## Task statement:
Using the material that follows, identify and copy each line with the string "true".

Lines of data

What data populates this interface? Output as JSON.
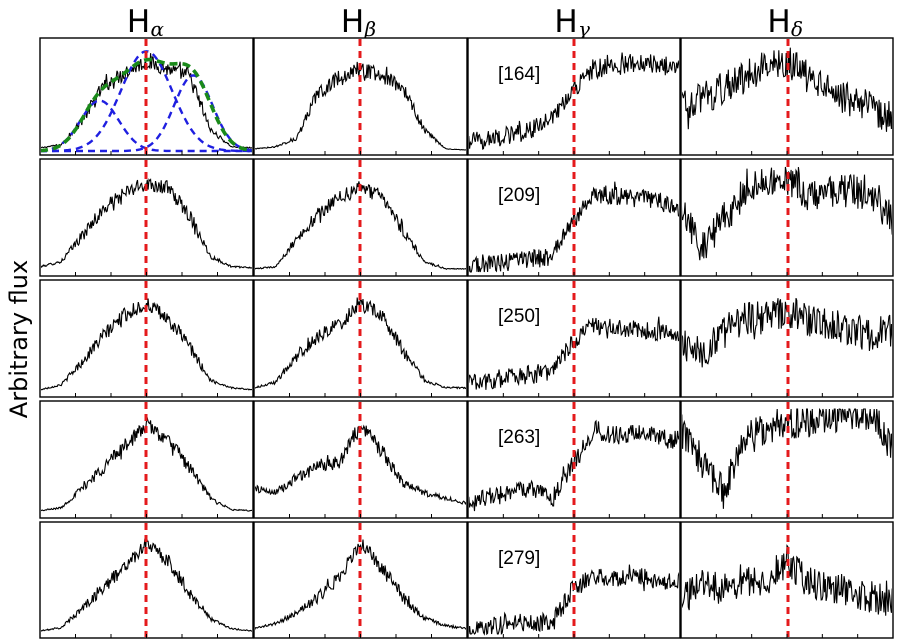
{
  "figure": {
    "ylabel": "Arbitrary flux"
  },
  "chart_data": {
    "type": "line",
    "ylabel": "Arbitrary flux",
    "columns": [
      {
        "letter": "H",
        "sub": "α"
      },
      {
        "letter": "H",
        "sub": "β"
      },
      {
        "letter": "H",
        "sub": "γ"
      },
      {
        "letter": "H",
        "sub": "δ"
      }
    ],
    "rows": [
      {
        "label": "[164]"
      },
      {
        "label": "[209]"
      },
      {
        "label": "[250]"
      },
      {
        "label": "[263]"
      },
      {
        "label": "[279]"
      }
    ],
    "x_ticks_shown": false,
    "y_ticks_shown": false,
    "reference_line": {
      "style": "dashed",
      "color": "#e41a1c",
      "x_fraction": [
        0.5,
        0.5,
        0.5,
        0.5
      ]
    },
    "observed_color": "#000000",
    "fit_components_color": "#1f1fe0",
    "fit_total_color": "#1a8a1a",
    "fit_panel": {
      "row": 0,
      "col": 0,
      "components": 3
    },
    "values": [
      [
        {
          "x": [
            0,
            0.1,
            0.2,
            0.3,
            0.4,
            0.5,
            0.6,
            0.7,
            0.8,
            0.9,
            1.0
          ],
          "y": [
            0.03,
            0.06,
            0.3,
            0.62,
            0.75,
            0.85,
            0.78,
            0.72,
            0.2,
            0.04,
            0.03
          ]
        },
        {
          "x": [
            0,
            0.1,
            0.2,
            0.3,
            0.4,
            0.5,
            0.6,
            0.7,
            0.8,
            0.9,
            1.0
          ],
          "y": [
            0.02,
            0.04,
            0.12,
            0.55,
            0.7,
            0.78,
            0.72,
            0.6,
            0.2,
            0.02,
            0.01
          ]
        },
        {
          "x": [
            0,
            0.1,
            0.2,
            0.3,
            0.4,
            0.5,
            0.6,
            0.7,
            0.8,
            0.9,
            1.0
          ],
          "y": [
            0.08,
            0.12,
            0.15,
            0.2,
            0.3,
            0.6,
            0.78,
            0.8,
            0.85,
            0.82,
            0.78
          ]
        },
        {
          "x": [
            0,
            0.1,
            0.2,
            0.3,
            0.4,
            0.5,
            0.6,
            0.7,
            0.8,
            0.9,
            1.0
          ],
          "y": [
            0.4,
            0.5,
            0.6,
            0.7,
            0.82,
            0.85,
            0.7,
            0.6,
            0.5,
            0.4,
            0.3
          ]
        }
      ],
      [
        {
          "x": [
            0,
            0.1,
            0.2,
            0.3,
            0.4,
            0.5,
            0.6,
            0.7,
            0.8,
            0.9,
            1.0
          ],
          "y": [
            0.05,
            0.1,
            0.35,
            0.6,
            0.75,
            0.85,
            0.8,
            0.55,
            0.15,
            0.05,
            0.04
          ]
        },
        {
          "x": [
            0,
            0.1,
            0.2,
            0.3,
            0.4,
            0.5,
            0.6,
            0.7,
            0.8,
            0.9,
            1.0
          ],
          "y": [
            0.03,
            0.05,
            0.3,
            0.55,
            0.7,
            0.82,
            0.72,
            0.4,
            0.1,
            0.03,
            0.03
          ]
        },
        {
          "x": [
            0,
            0.1,
            0.2,
            0.3,
            0.4,
            0.5,
            0.6,
            0.7,
            0.8,
            0.9,
            1.0
          ],
          "y": [
            0.05,
            0.07,
            0.1,
            0.12,
            0.15,
            0.5,
            0.75,
            0.72,
            0.7,
            0.68,
            0.6
          ]
        },
        {
          "x": [
            0,
            0.1,
            0.2,
            0.3,
            0.4,
            0.5,
            0.6,
            0.7,
            0.8,
            0.9,
            1.0
          ],
          "y": [
            0.6,
            0.2,
            0.5,
            0.75,
            0.88,
            0.9,
            0.7,
            0.75,
            0.78,
            0.72,
            0.5
          ]
        }
      ],
      [
        {
          "x": [
            0,
            0.1,
            0.2,
            0.3,
            0.4,
            0.5,
            0.6,
            0.7,
            0.8,
            0.9,
            1.0
          ],
          "y": [
            0.03,
            0.08,
            0.3,
            0.55,
            0.75,
            0.85,
            0.7,
            0.45,
            0.12,
            0.05,
            0.03
          ]
        },
        {
          "x": [
            0,
            0.1,
            0.2,
            0.3,
            0.4,
            0.5,
            0.6,
            0.7,
            0.8,
            0.9,
            1.0
          ],
          "y": [
            0.05,
            0.1,
            0.35,
            0.55,
            0.65,
            0.85,
            0.75,
            0.4,
            0.12,
            0.05,
            0.05
          ]
        },
        {
          "x": [
            0,
            0.1,
            0.2,
            0.3,
            0.4,
            0.5,
            0.6,
            0.7,
            0.8,
            0.9,
            1.0
          ],
          "y": [
            0.1,
            0.12,
            0.15,
            0.18,
            0.2,
            0.5,
            0.65,
            0.62,
            0.6,
            0.58,
            0.52
          ]
        },
        {
          "x": [
            0,
            0.1,
            0.2,
            0.3,
            0.4,
            0.5,
            0.6,
            0.7,
            0.8,
            0.9,
            1.0
          ],
          "y": [
            0.5,
            0.35,
            0.6,
            0.7,
            0.72,
            0.78,
            0.7,
            0.65,
            0.6,
            0.55,
            0.6
          ]
        }
      ],
      [
        {
          "x": [
            0,
            0.1,
            0.2,
            0.3,
            0.4,
            0.5,
            0.6,
            0.7,
            0.8,
            0.9,
            1.0
          ],
          "y": [
            0.03,
            0.06,
            0.25,
            0.45,
            0.65,
            0.85,
            0.7,
            0.45,
            0.15,
            0.04,
            0.03
          ]
        },
        {
          "x": [
            0,
            0.1,
            0.2,
            0.3,
            0.4,
            0.5,
            0.6,
            0.7,
            0.8,
            0.9,
            1.0
          ],
          "y": [
            0.25,
            0.2,
            0.35,
            0.45,
            0.5,
            0.85,
            0.6,
            0.3,
            0.2,
            0.15,
            0.1
          ]
        },
        {
          "x": [
            0,
            0.1,
            0.2,
            0.3,
            0.4,
            0.5,
            0.6,
            0.7,
            0.8,
            0.9,
            1.0
          ],
          "y": [
            0.1,
            0.15,
            0.2,
            0.25,
            0.15,
            0.5,
            0.8,
            0.75,
            0.78,
            0.72,
            0.7
          ]
        },
        {
          "x": [
            0,
            0.1,
            0.2,
            0.3,
            0.4,
            0.5,
            0.6,
            0.7,
            0.8,
            0.9,
            1.0
          ],
          "y": [
            0.8,
            0.5,
            0.2,
            0.75,
            0.82,
            0.88,
            0.88,
            0.9,
            0.95,
            0.92,
            0.6
          ]
        }
      ],
      [
        {
          "x": [
            0,
            0.1,
            0.2,
            0.3,
            0.4,
            0.5,
            0.6,
            0.7,
            0.8,
            0.9,
            1.0
          ],
          "y": [
            0.03,
            0.06,
            0.25,
            0.45,
            0.65,
            0.88,
            0.7,
            0.4,
            0.15,
            0.05,
            0.03
          ]
        },
        {
          "x": [
            0,
            0.1,
            0.2,
            0.3,
            0.4,
            0.5,
            0.6,
            0.7,
            0.8,
            0.9,
            1.0
          ],
          "y": [
            0.05,
            0.1,
            0.2,
            0.35,
            0.55,
            0.88,
            0.65,
            0.35,
            0.15,
            0.08,
            0.05
          ]
        },
        {
          "x": [
            0,
            0.1,
            0.2,
            0.3,
            0.4,
            0.5,
            0.6,
            0.7,
            0.8,
            0.9,
            1.0
          ],
          "y": [
            0.05,
            0.07,
            0.1,
            0.12,
            0.1,
            0.45,
            0.55,
            0.52,
            0.55,
            0.52,
            0.5
          ]
        },
        {
          "x": [
            0,
            0.1,
            0.2,
            0.3,
            0.4,
            0.5,
            0.6,
            0.7,
            0.8,
            0.9,
            1.0
          ],
          "y": [
            0.3,
            0.5,
            0.4,
            0.55,
            0.45,
            0.72,
            0.5,
            0.45,
            0.4,
            0.35,
            0.3
          ]
        }
      ]
    ]
  }
}
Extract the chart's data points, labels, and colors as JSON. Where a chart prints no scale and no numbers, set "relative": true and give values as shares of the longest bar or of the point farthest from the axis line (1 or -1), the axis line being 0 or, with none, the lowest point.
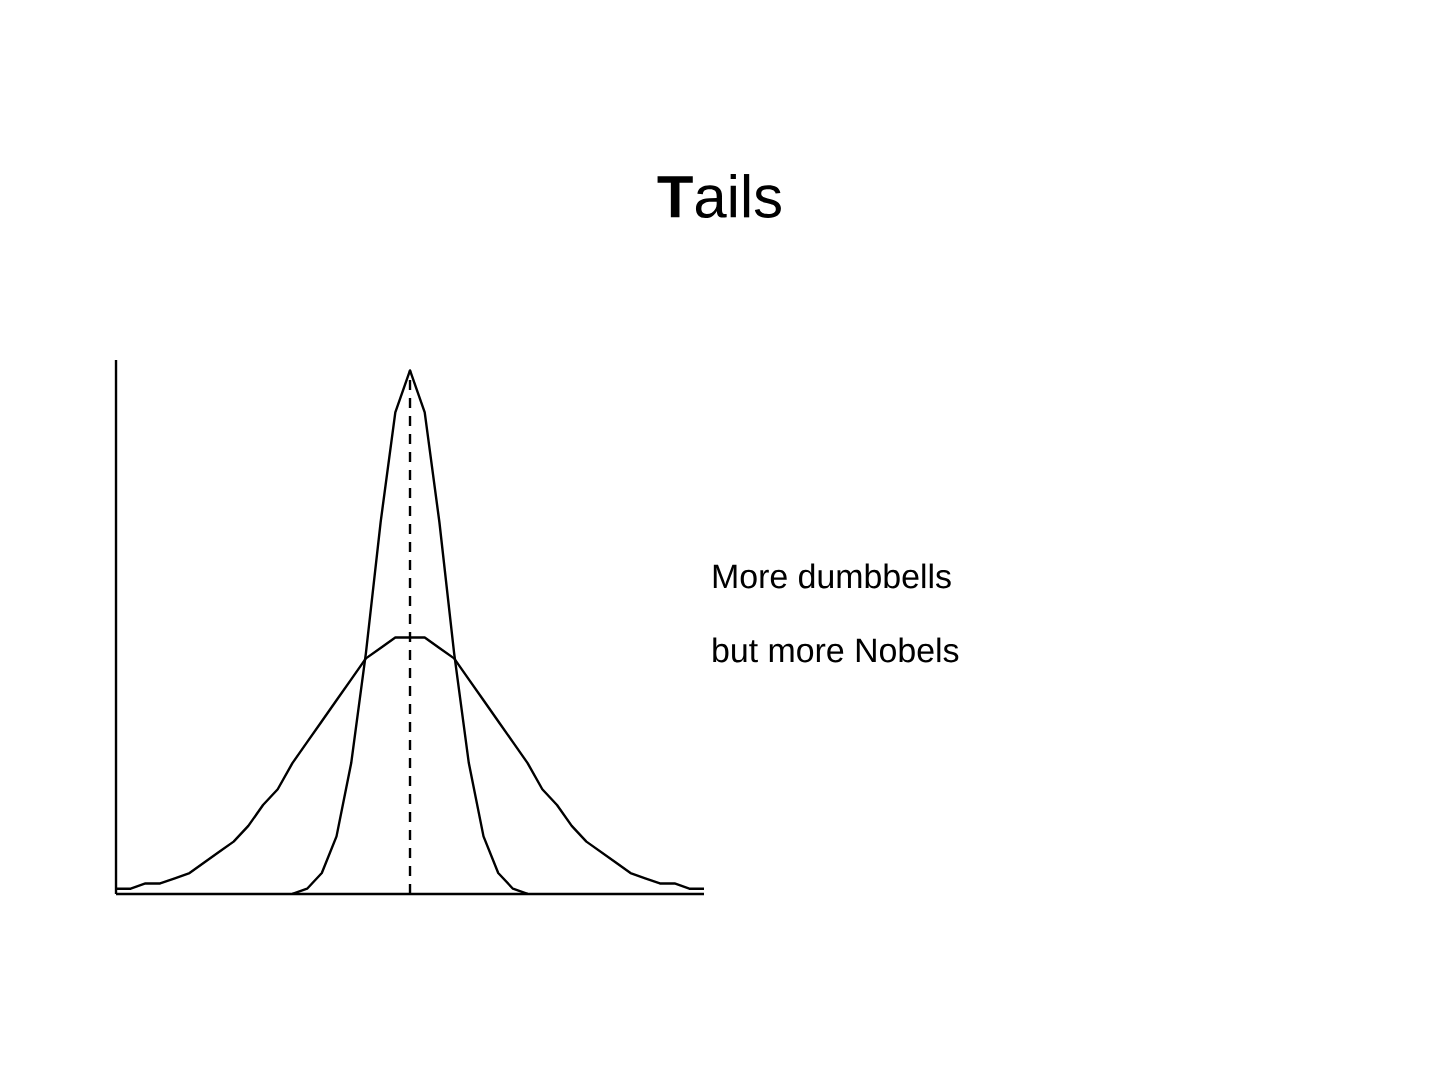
{
  "chart_data": {
    "type": "line",
    "title": "**T**ails",
    "relative": true,
    "categories": [
      null,
      null,
      null,
      null,
      null,
      null,
      null,
      null,
      null,
      null,
      null,
      null,
      null,
      null,
      null,
      null,
      null,
      null,
      null,
      null,
      null,
      null,
      null,
      null,
      null,
      null,
      null,
      null,
      null,
      null,
      null,
      null,
      null,
      null,
      null,
      null,
      null,
      null,
      null,
      null,
      null
    ],
    "series": [
      {
        "color": "#000000",
        "values": [
          0.01,
          0.01,
          0.02,
          0.02,
          0.03,
          0.04,
          0.06,
          0.08,
          0.1,
          0.13,
          0.17,
          0.2,
          0.25,
          0.29,
          0.33,
          0.37,
          0.41,
          0.45,
          0.47,
          0.49,
          0.49,
          0.49,
          0.47,
          0.45,
          0.41,
          0.37,
          0.33,
          0.29,
          0.25,
          0.2,
          0.17,
          0.13,
          0.1,
          0.08,
          0.06,
          0.04,
          0.03,
          0.02,
          0.02,
          0.01,
          0.01
        ]
      },
      {
        "color": "#000000",
        "values": [
          null,
          null,
          null,
          null,
          null,
          null,
          null,
          null,
          null,
          null,
          null,
          null,
          0.0,
          0.01,
          0.04,
          0.11,
          0.25,
          0.46,
          0.71,
          0.92,
          1,
          0.92,
          0.71,
          0.46,
          0.25,
          0.11,
          0.04,
          0.01,
          0.0,
          null,
          null,
          null,
          null,
          null,
          null,
          null,
          null,
          null,
          null,
          null,
          null
        ]
      }
    ],
    "annotations": [
      "More dumbbells",
      "but more Nobels"
    ]
  }
}
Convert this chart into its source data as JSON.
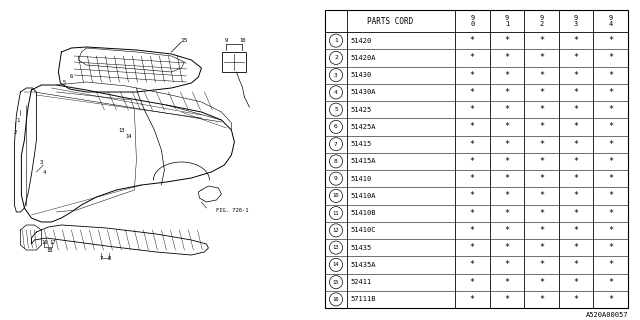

## Task output:
Extract the chart's data points, labels, and colors as JSON. Where a chart prints no scale and no numbers, set "relative": true and give values as shares of the longest bar or of the point farthest from the axis line (1 or -1), the axis line being 0 or, with none, the lowest point.
    "relative": true,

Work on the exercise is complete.